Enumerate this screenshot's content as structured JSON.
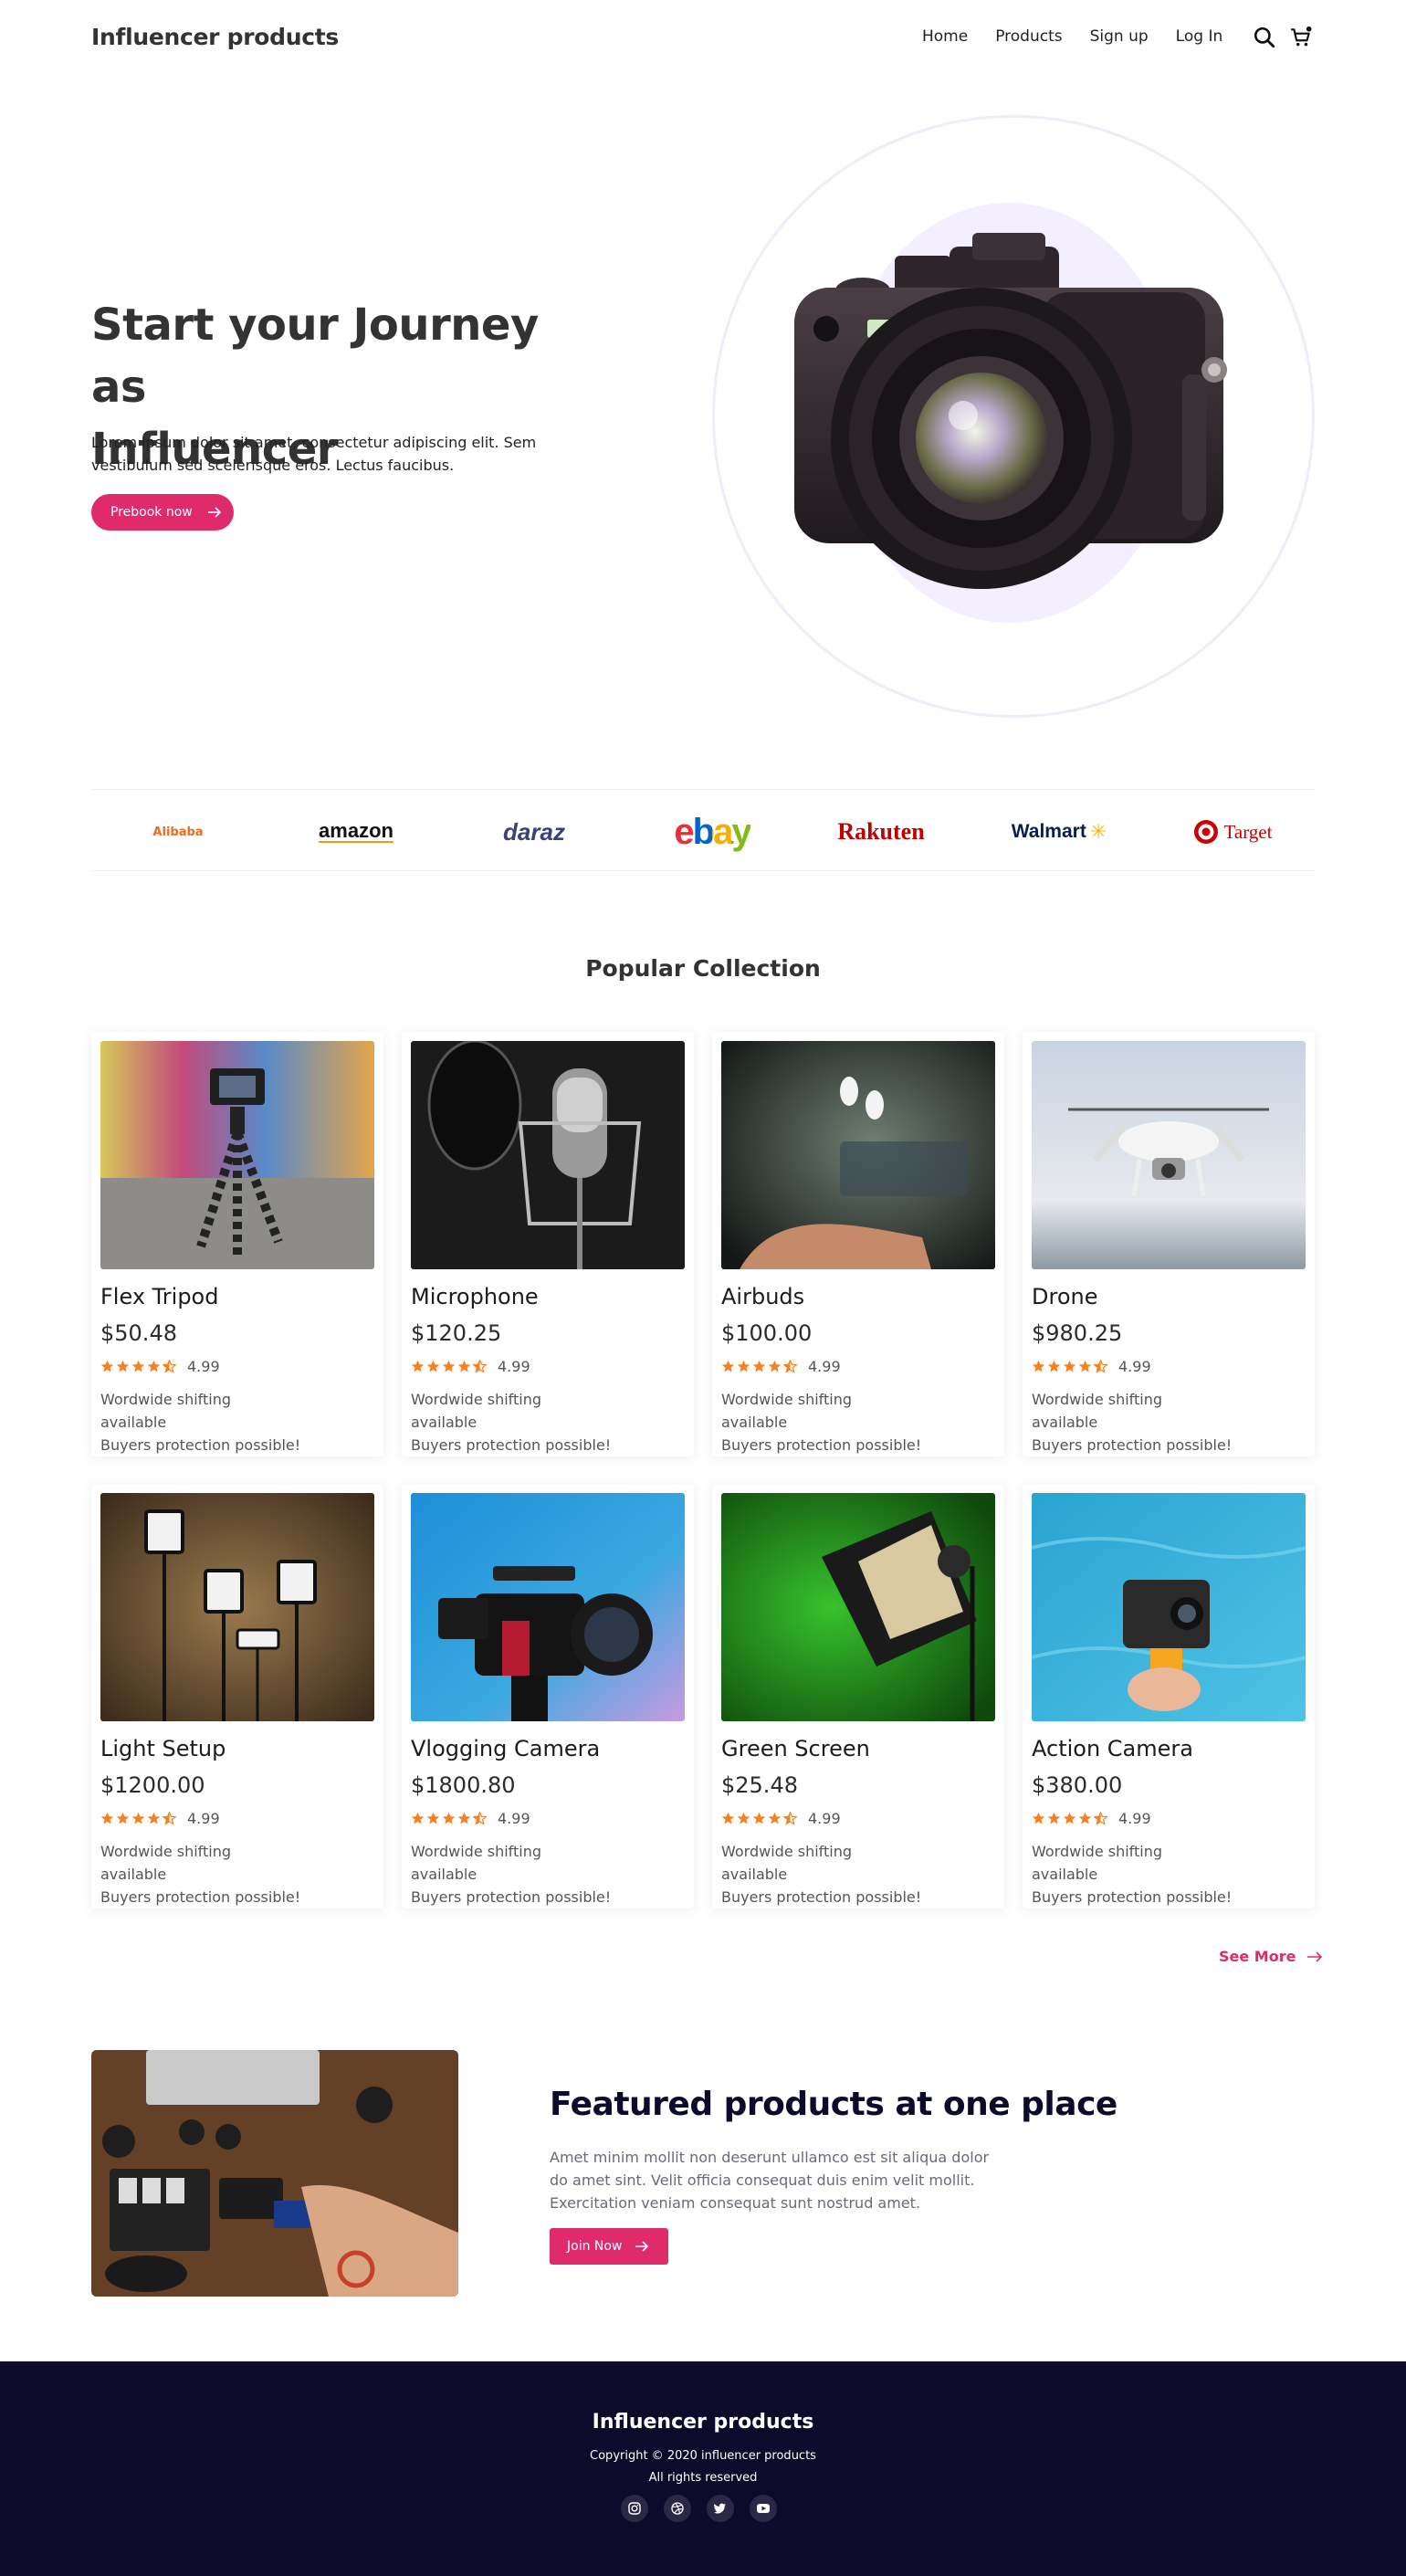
{
  "header": {
    "brand": "Influencer products",
    "nav": [
      "Home",
      "Products",
      "Sign up",
      "Log In"
    ]
  },
  "hero": {
    "title_line1": "Start your Journey as",
    "title_line2": "Influencer",
    "text": "Lorem ipsum dolor sit amet, consectetur adipiscing elit. Sem vestibulum sed scelerisque eros. Lectus faucibus.",
    "button": "Prebook now"
  },
  "logos": [
    "Alibaba",
    "amazon",
    "daraz",
    "ebay",
    "Rakuten",
    "Walmart",
    "Target"
  ],
  "popular": {
    "title": "Popular Collection",
    "products": [
      {
        "name": "Flex Tripod",
        "price": "$50.48",
        "rating": "4.99",
        "line1": "Wordwide shifting",
        "line2": "available",
        "line3": "Buyers protection possible!"
      },
      {
        "name": "Microphone",
        "price": "$120.25",
        "rating": "4.99",
        "line1": "Wordwide shifting",
        "line2": "available",
        "line3": "Buyers protection possible!"
      },
      {
        "name": "Airbuds",
        "price": "$100.00",
        "rating": "4.99",
        "line1": "Wordwide shifting",
        "line2": "available",
        "line3": "Buyers protection possible!"
      },
      {
        "name": "Drone",
        "price": "$980.25",
        "rating": "4.99",
        "line1": "Wordwide shifting",
        "line2": "available",
        "line3": "Buyers protection possible!"
      },
      {
        "name": "Light Setup",
        "price": "$1200.00",
        "rating": "4.99",
        "line1": "Wordwide shifting",
        "line2": "available",
        "line3": "Buyers protection possible!"
      },
      {
        "name": "Vlogging Camera",
        "price": "$1800.80",
        "rating": "4.99",
        "line1": "Wordwide shifting",
        "line2": "available",
        "line3": "Buyers protection possible!"
      },
      {
        "name": "Green Screen",
        "price": "$25.48",
        "rating": "4.99",
        "line1": "Wordwide shifting",
        "line2": "available",
        "line3": "Buyers protection possible!"
      },
      {
        "name": "Action Camera",
        "price": "$380.00",
        "rating": "4.99",
        "line1": "Wordwide shifting",
        "line2": "available",
        "line3": "Buyers protection possible!"
      }
    ],
    "see_more": "See More"
  },
  "featured": {
    "title": "Featured products at one place",
    "text": "Amet minim mollit non deserunt ullamco est sit aliqua dolor do amet sint. Velit officia consequat duis enim velit mollit. Exercitation veniam consequat sunt nostrud amet.",
    "button": "Join Now"
  },
  "footer": {
    "brand": "Influencer products",
    "copyright": "Copyright © 2020 influencer products",
    "rights": "All rights reserved"
  },
  "colors": {
    "accent": "#e02b6a",
    "footer_bg": "#0d0b2b",
    "star": "#f7801f"
  }
}
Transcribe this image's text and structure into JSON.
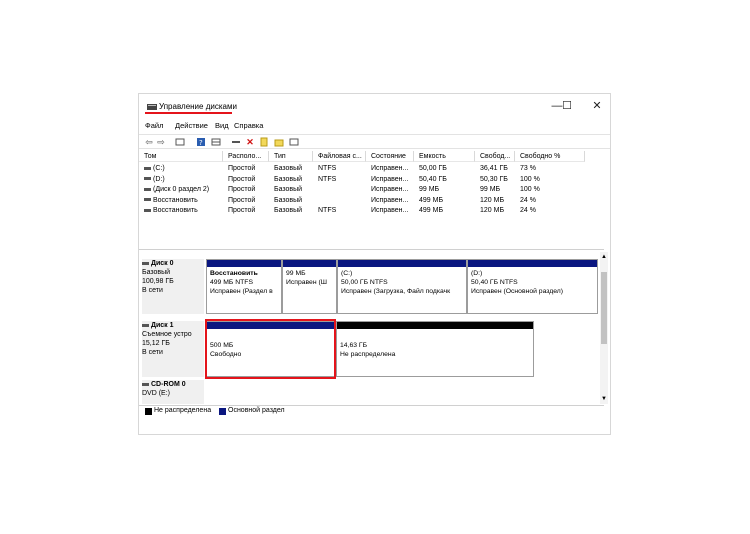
{
  "window": {
    "title": "Управление дисками",
    "controls": [
      "—",
      "☐",
      "✕"
    ]
  },
  "menu": [
    "Файл",
    "Действие",
    "Вид",
    "Справка"
  ],
  "toolbar": [
    "back-icon",
    "forward-icon",
    "properties-icon",
    "help-icon",
    "disk-list-icon",
    "connect-icon",
    "delete-icon",
    "new-icon",
    "folder-icon",
    "view-icon"
  ],
  "volume_table": {
    "headers": [
      "Том",
      "Располо...",
      "Тип",
      "Файловая с...",
      "Состояние",
      "Емкость",
      "Свобод...",
      "Свободно %"
    ],
    "rows": [
      [
        "(C:)",
        "Простой",
        "Базовый",
        "NTFS",
        "Исправен...",
        "50,00 ГБ",
        "36,41 ГБ",
        "73 %"
      ],
      [
        "(D:)",
        "Простой",
        "Базовый",
        "NTFS",
        "Исправен...",
        "50,40 ГБ",
        "50,30 ГБ",
        "100 %"
      ],
      [
        "(Диск 0 раздел 2)",
        "Простой",
        "Базовый",
        "",
        "Исправен...",
        "99 МБ",
        "99 МБ",
        "100 %"
      ],
      [
        "Восстановить",
        "Простой",
        "Базовый",
        "",
        "Исправен...",
        "499 МБ",
        "120 МБ",
        "24 %"
      ],
      [
        "Восстановить",
        "Простой",
        "Базовый",
        "NTFS",
        "Исправен...",
        "499 МБ",
        "120 МБ",
        "24 %"
      ]
    ]
  },
  "disks": [
    {
      "lines": [
        "Диск 0",
        "Базовый",
        "100,98 ГБ",
        "В сети"
      ],
      "partitions": [
        {
          "title": "Восстановить",
          "line1": "499 МБ NTFS",
          "line2": "Исправен (Раздел в"
        },
        {
          "title": "",
          "line1": "99 МБ",
          "line2": "Исправен (Ш"
        },
        {
          "title": "(C:)",
          "line1": "50,00 ГБ NTFS",
          "line2": "Исправен (Загрузка, Файл подкачк"
        },
        {
          "title": "(D:)",
          "line1": "50,40 ГБ NTFS",
          "line2": "Исправен (Основной раздел)"
        }
      ]
    },
    {
      "lines": [
        "Диск 1",
        "Съемное устро",
        "15,12 ГБ",
        "В сети"
      ],
      "partitions": [
        {
          "title": "",
          "line1": "500 МБ",
          "line2": "Свободно"
        },
        {
          "title": "",
          "line1": "14,63 ГБ",
          "line2": "Не распределена"
        }
      ]
    },
    {
      "lines": [
        "CD-ROM 0",
        "DVD (E:)"
      ]
    }
  ],
  "legend": [
    "Не распределена",
    "Основной раздел"
  ],
  "colors": {
    "primary": "#0a1680",
    "unallocated": "#000000",
    "highlight": "#e4141b",
    "free_space": "#8bc34a"
  }
}
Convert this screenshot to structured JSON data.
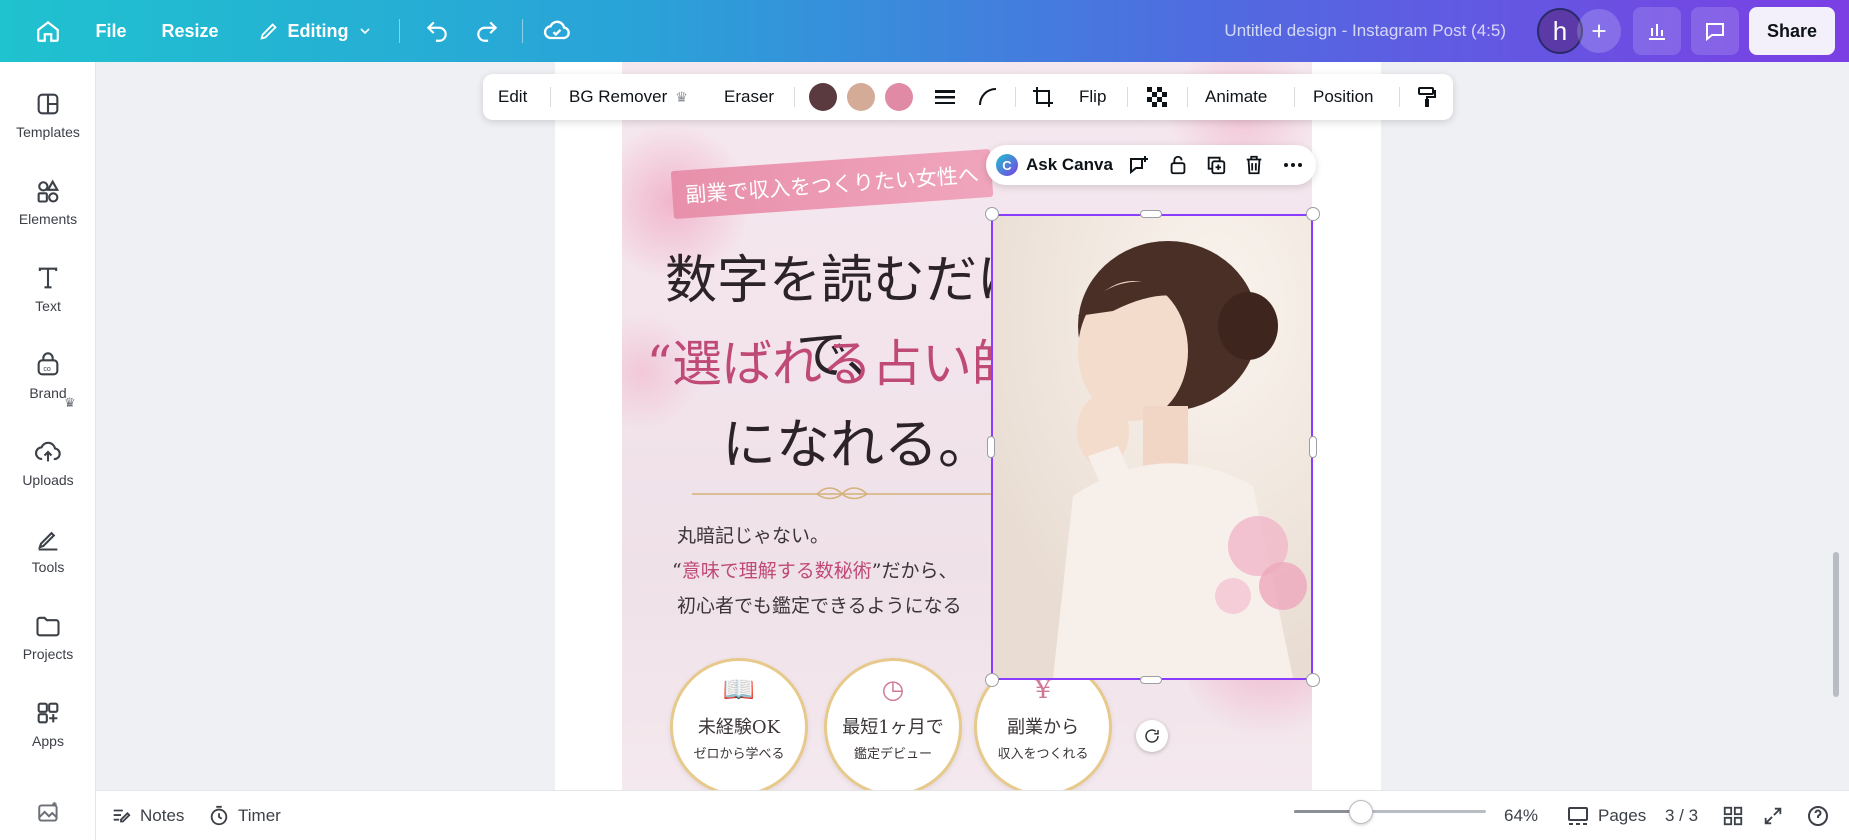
{
  "topbar": {
    "file_label": "File",
    "resize_label": "Resize",
    "editing_label": "Editing",
    "title": "Untitled design - Instagram Post (4:5)",
    "avatar_letter": "h",
    "share_label": "Share"
  },
  "sidebar": {
    "items": [
      {
        "label": "Templates",
        "icon": "templates-icon"
      },
      {
        "label": "Elements",
        "icon": "elements-icon"
      },
      {
        "label": "Text",
        "icon": "text-icon"
      },
      {
        "label": "Brand",
        "icon": "brand-icon"
      },
      {
        "label": "Uploads",
        "icon": "uploads-icon"
      },
      {
        "label": "Tools",
        "icon": "tools-icon"
      },
      {
        "label": "Projects",
        "icon": "projects-icon"
      },
      {
        "label": "Apps",
        "icon": "apps-icon"
      }
    ]
  },
  "context_toolbar": {
    "edit": "Edit",
    "bg_remover": "BG Remover",
    "eraser": "Eraser",
    "colors": [
      "#5a3a3e",
      "#d4ab97",
      "#e08aa5"
    ],
    "flip": "Flip",
    "animate": "Animate",
    "position": "Position"
  },
  "ask_bar": {
    "label": "Ask Canva"
  },
  "design": {
    "ribbon": "副業で収入をつくりたい女性へ",
    "line1": "数字を読むだけで、",
    "line2": "“選ばれる占い師”",
    "line3": "になれる。",
    "body1": "丸暗記じゃない。",
    "body2_pre": "“",
    "body2_pink": "意味で理解する数秘術",
    "body2_post": "”だから、",
    "body3": "初心者でも鑑定できるようになる",
    "badges": [
      {
        "icon": "book-icon",
        "t1": "未経験OK",
        "t2": "ゼロから学べる"
      },
      {
        "icon": "clock-icon",
        "t1": "最短1ヶ月で",
        "t2": "鑑定デビュー"
      },
      {
        "icon": "yen-icon",
        "t1": "副業から",
        "t2": "収入をつくれる"
      }
    ]
  },
  "bottombar": {
    "notes": "Notes",
    "timer": "Timer",
    "zoom": "64%",
    "zoom_fraction": 0.35,
    "pages": "Pages",
    "page_count": "3 / 3"
  },
  "colors": {
    "selection": "#8b3dff",
    "accent_pink": "#c04a76"
  }
}
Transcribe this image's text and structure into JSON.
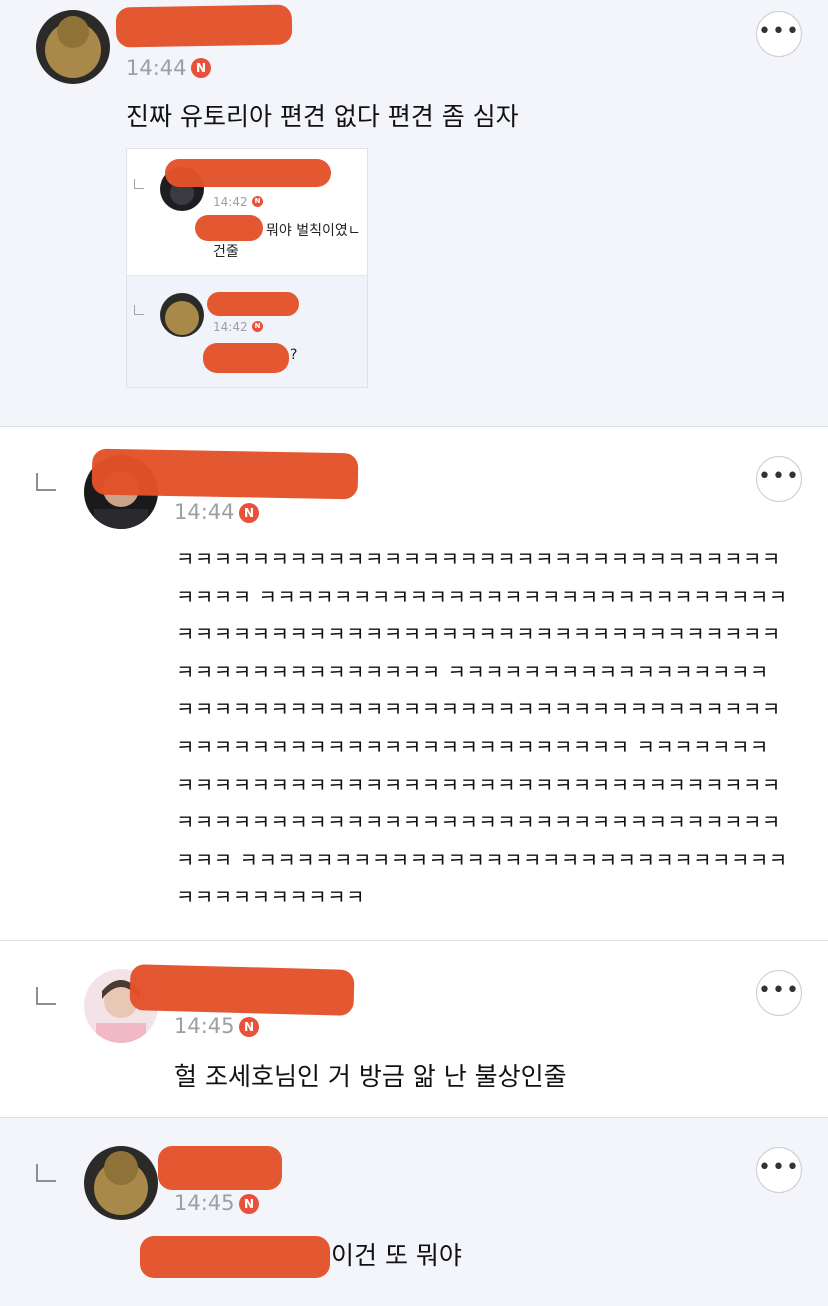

============================================================

Look through the lines above and collect those with the word "screenshot".

> REPLY:
Enumerate this screenshot's content as structured JSON.
Convert this screenshot to structured JSON data.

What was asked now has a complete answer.